[Data items]

•••••

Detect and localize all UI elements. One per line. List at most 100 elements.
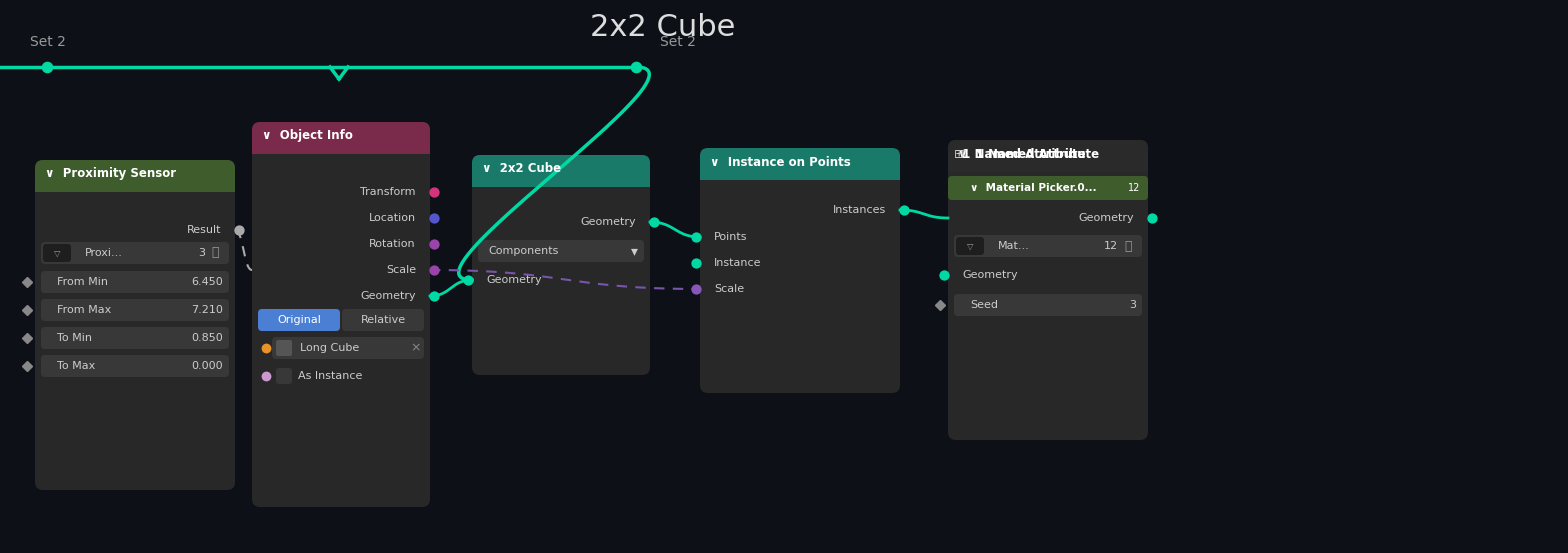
- FancyBboxPatch shape: [699, 148, 900, 393]
- Text: 12: 12: [1127, 183, 1140, 193]
- FancyBboxPatch shape: [41, 271, 229, 293]
- FancyBboxPatch shape: [34, 182, 235, 192]
- Text: ∨  Instance on Points: ∨ Instance on Points: [710, 155, 851, 169]
- FancyBboxPatch shape: [478, 240, 644, 262]
- FancyBboxPatch shape: [276, 340, 292, 356]
- Text: ⛨: ⛨: [1124, 239, 1132, 253]
- Text: Geometry: Geometry: [486, 275, 541, 285]
- Text: Instances: Instances: [833, 205, 886, 215]
- FancyBboxPatch shape: [949, 140, 1148, 168]
- FancyBboxPatch shape: [699, 148, 900, 176]
- Point: [684, 285, 709, 294]
- Text: ∨  2x2 Cube: ∨ 2x2 Cube: [481, 163, 561, 175]
- Text: Original: Original: [278, 315, 321, 325]
- FancyBboxPatch shape: [949, 140, 1148, 440]
- Text: ⊞: ⊞: [953, 148, 964, 160]
- FancyBboxPatch shape: [41, 327, 229, 349]
- FancyBboxPatch shape: [949, 162, 1148, 172]
- Text: Points: Points: [713, 232, 748, 242]
- FancyBboxPatch shape: [472, 177, 651, 187]
- FancyBboxPatch shape: [949, 176, 1148, 200]
- Text: 12: 12: [1104, 241, 1118, 251]
- FancyBboxPatch shape: [41, 299, 229, 321]
- Text: Instance: Instance: [713, 258, 762, 268]
- Text: ⛨: ⛨: [212, 247, 220, 259]
- Point: [34, 62, 60, 71]
- Text: 7.210: 7.210: [191, 305, 223, 315]
- Text: From Min: From Min: [56, 277, 108, 287]
- Text: 3: 3: [1129, 300, 1135, 310]
- FancyBboxPatch shape: [699, 170, 900, 180]
- Point: [254, 372, 279, 380]
- Text: ▾: ▾: [630, 244, 638, 258]
- Text: ▽: ▽: [967, 242, 974, 251]
- Text: 0.850: 0.850: [191, 333, 223, 343]
- FancyBboxPatch shape: [953, 294, 1142, 316]
- Point: [455, 275, 480, 284]
- FancyBboxPatch shape: [34, 160, 235, 490]
- FancyBboxPatch shape: [472, 155, 651, 183]
- Text: Scale: Scale: [713, 284, 745, 294]
- Text: 0.000: 0.000: [191, 361, 223, 371]
- Point: [422, 239, 447, 248]
- Text: Transform: Transform: [361, 187, 416, 197]
- FancyBboxPatch shape: [953, 235, 1142, 257]
- FancyBboxPatch shape: [252, 144, 430, 154]
- Text: From Max: From Max: [56, 305, 111, 315]
- Point: [641, 217, 666, 226]
- Point: [422, 213, 447, 222]
- FancyBboxPatch shape: [42, 244, 71, 262]
- Text: Scale: Scale: [386, 265, 416, 275]
- Text: Rotation: Rotation: [370, 239, 416, 249]
- Text: ∨  Proximity Sensor: ∨ Proximity Sensor: [45, 168, 176, 180]
- Text: 3: 3: [198, 248, 205, 258]
- Point: [422, 265, 447, 274]
- Point: [422, 187, 447, 196]
- FancyBboxPatch shape: [472, 155, 651, 375]
- FancyBboxPatch shape: [252, 122, 430, 150]
- Text: Geometry: Geometry: [361, 291, 416, 301]
- Text: ×: ×: [411, 342, 422, 354]
- Text: 2x2 Cube: 2x2 Cube: [590, 13, 735, 41]
- Text: 1 Named Attribute: 1 Named Attribute: [953, 148, 1085, 160]
- Point: [226, 226, 251, 234]
- FancyBboxPatch shape: [41, 242, 229, 264]
- Text: Result: Result: [187, 225, 221, 235]
- Text: ∨  1 Named Attribute: ∨ 1 Named Attribute: [958, 148, 1099, 160]
- Point: [422, 291, 447, 300]
- Text: 6.450: 6.450: [191, 277, 223, 287]
- FancyBboxPatch shape: [276, 368, 292, 384]
- Text: As Instance: As Instance: [298, 371, 362, 381]
- Text: To Min: To Min: [56, 333, 93, 343]
- FancyBboxPatch shape: [259, 309, 340, 331]
- FancyBboxPatch shape: [271, 337, 423, 359]
- Text: Seed: Seed: [971, 300, 997, 310]
- Point: [684, 259, 709, 268]
- FancyBboxPatch shape: [956, 237, 985, 255]
- Text: Geometry: Geometry: [580, 217, 637, 227]
- Text: ∨  Object Info: ∨ Object Info: [262, 129, 353, 143]
- Text: Relative: Relative: [361, 315, 406, 325]
- Point: [931, 270, 956, 279]
- Text: Components: Components: [488, 246, 558, 256]
- Text: Long Cube: Long Cube: [299, 343, 359, 353]
- Text: Proxi...: Proxi...: [85, 248, 122, 258]
- Text: Set 2: Set 2: [660, 35, 696, 49]
- Text: Geometry: Geometry: [1079, 213, 1134, 223]
- Text: ▽: ▽: [53, 248, 60, 258]
- Text: Location: Location: [368, 213, 416, 223]
- FancyBboxPatch shape: [41, 355, 229, 377]
- Point: [1140, 213, 1165, 222]
- Point: [892, 206, 917, 215]
- Text: Set 2: Set 2: [30, 35, 66, 49]
- Point: [624, 62, 649, 71]
- Text: To Max: To Max: [56, 361, 96, 371]
- FancyBboxPatch shape: [342, 309, 423, 331]
- Point: [254, 343, 279, 352]
- Point: [684, 233, 709, 242]
- Text: Geometry: Geometry: [963, 270, 1018, 280]
- FancyBboxPatch shape: [34, 160, 235, 188]
- FancyBboxPatch shape: [252, 122, 430, 507]
- Text: ∨  Material Picker.0...: ∨ Material Picker.0...: [971, 183, 1096, 193]
- Text: Mat...: Mat...: [997, 241, 1030, 251]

•••••

_EXERCISE OBJECTIVE_
Switch every "FancyBboxPatch shape" in the records to "Rounded box" and leave every other line and word unchanged. Give the records again without the pictures.

_RESPONSE TO THIS EXERCISE_
Detect and localize all UI elements. One per line. List at most 100 elements.
- Rounded box: [699, 148, 900, 393]
- Text: 12: 12: [1127, 183, 1140, 193]
- Rounded box: [41, 271, 229, 293]
- Rounded box: [34, 182, 235, 192]
- Text: ∨  Instance on Points: ∨ Instance on Points: [710, 155, 851, 169]
- Rounded box: [478, 240, 644, 262]
- Rounded box: [276, 340, 292, 356]
- Text: ⛨: ⛨: [1124, 239, 1132, 253]
- Text: Geometry: Geometry: [486, 275, 541, 285]
- Text: Instances: Instances: [833, 205, 886, 215]
- Rounded box: [949, 140, 1148, 168]
- Rounded box: [699, 148, 900, 176]
- Point: [684, 285, 709, 294]
- Text: ∨  2x2 Cube: ∨ 2x2 Cube: [481, 163, 561, 175]
- Text: Original: Original: [278, 315, 321, 325]
- Rounded box: [949, 140, 1148, 440]
- Text: ⊞: ⊞: [953, 148, 964, 160]
- Rounded box: [41, 327, 229, 349]
- Rounded box: [949, 162, 1148, 172]
- Text: Points: Points: [713, 232, 748, 242]
- Rounded box: [472, 177, 651, 187]
- Rounded box: [949, 176, 1148, 200]
- Text: 12: 12: [1104, 241, 1118, 251]
- Rounded box: [41, 299, 229, 321]
- Text: Instance: Instance: [713, 258, 762, 268]
- Text: ⛨: ⛨: [212, 247, 220, 259]
- Point: [34, 62, 60, 71]
- Text: 7.210: 7.210: [191, 305, 223, 315]
- Text: From Min: From Min: [56, 277, 108, 287]
- Text: 3: 3: [1129, 300, 1135, 310]
- Rounded box: [699, 170, 900, 180]
- Point: [254, 372, 279, 380]
- Text: ▾: ▾: [630, 244, 638, 258]
- Text: ▽: ▽: [967, 242, 974, 251]
- Text: 0.850: 0.850: [191, 333, 223, 343]
- Rounded box: [953, 294, 1142, 316]
- Point: [455, 275, 480, 284]
- Rounded box: [34, 160, 235, 490]
- Rounded box: [472, 155, 651, 183]
- Text: Scale: Scale: [713, 284, 745, 294]
- Text: 0.000: 0.000: [191, 361, 223, 371]
- Point: [422, 239, 447, 248]
- Text: Transform: Transform: [361, 187, 416, 197]
- Rounded box: [953, 235, 1142, 257]
- Rounded box: [252, 144, 430, 154]
- Text: From Max: From Max: [56, 305, 111, 315]
- Point: [641, 217, 666, 226]
- Point: [422, 213, 447, 222]
- Rounded box: [42, 244, 71, 262]
- Text: Scale: Scale: [386, 265, 416, 275]
- Text: Rotation: Rotation: [370, 239, 416, 249]
- Text: ∨  Proximity Sensor: ∨ Proximity Sensor: [45, 168, 176, 180]
- Text: 3: 3: [198, 248, 205, 258]
- Point: [422, 265, 447, 274]
- Point: [422, 187, 447, 196]
- Rounded box: [472, 155, 651, 375]
- Rounded box: [252, 122, 430, 150]
- Text: Geometry: Geometry: [361, 291, 416, 301]
- Text: ×: ×: [411, 342, 422, 354]
- Text: 2x2 Cube: 2x2 Cube: [590, 13, 735, 41]
- Text: 1 Named Attribute: 1 Named Attribute: [953, 148, 1085, 160]
- Point: [226, 226, 251, 234]
- Rounded box: [41, 242, 229, 264]
- Text: Result: Result: [187, 225, 221, 235]
- Text: ∨  1 Named Attribute: ∨ 1 Named Attribute: [958, 148, 1099, 160]
- Point: [422, 291, 447, 300]
- Text: 6.450: 6.450: [191, 277, 223, 287]
- Rounded box: [276, 368, 292, 384]
- Text: As Instance: As Instance: [298, 371, 362, 381]
- Text: To Min: To Min: [56, 333, 93, 343]
- Rounded box: [259, 309, 340, 331]
- Rounded box: [271, 337, 423, 359]
- Text: Seed: Seed: [971, 300, 997, 310]
- Point: [684, 259, 709, 268]
- Rounded box: [956, 237, 985, 255]
- Text: Geometry: Geometry: [580, 217, 637, 227]
- Text: ∨  Object Info: ∨ Object Info: [262, 129, 353, 143]
- Text: Relative: Relative: [361, 315, 406, 325]
- Point: [931, 270, 956, 279]
- Text: Components: Components: [488, 246, 558, 256]
- Text: Long Cube: Long Cube: [299, 343, 359, 353]
- Text: Proxi...: Proxi...: [85, 248, 122, 258]
- Text: Set 2: Set 2: [660, 35, 696, 49]
- Text: Geometry: Geometry: [1079, 213, 1134, 223]
- Text: ▽: ▽: [53, 248, 60, 258]
- Text: Location: Location: [368, 213, 416, 223]
- Rounded box: [41, 355, 229, 377]
- Point: [1140, 213, 1165, 222]
- Point: [892, 206, 917, 215]
- Text: Set 2: Set 2: [30, 35, 66, 49]
- Point: [624, 62, 649, 71]
- Text: To Max: To Max: [56, 361, 96, 371]
- Rounded box: [342, 309, 423, 331]
- Point: [254, 343, 279, 352]
- Point: [684, 233, 709, 242]
- Text: Geometry: Geometry: [963, 270, 1018, 280]
- Rounded box: [34, 160, 235, 188]
- Rounded box: [252, 122, 430, 507]
- Text: ∨  Material Picker.0...: ∨ Material Picker.0...: [971, 183, 1096, 193]
- Text: Mat...: Mat...: [997, 241, 1030, 251]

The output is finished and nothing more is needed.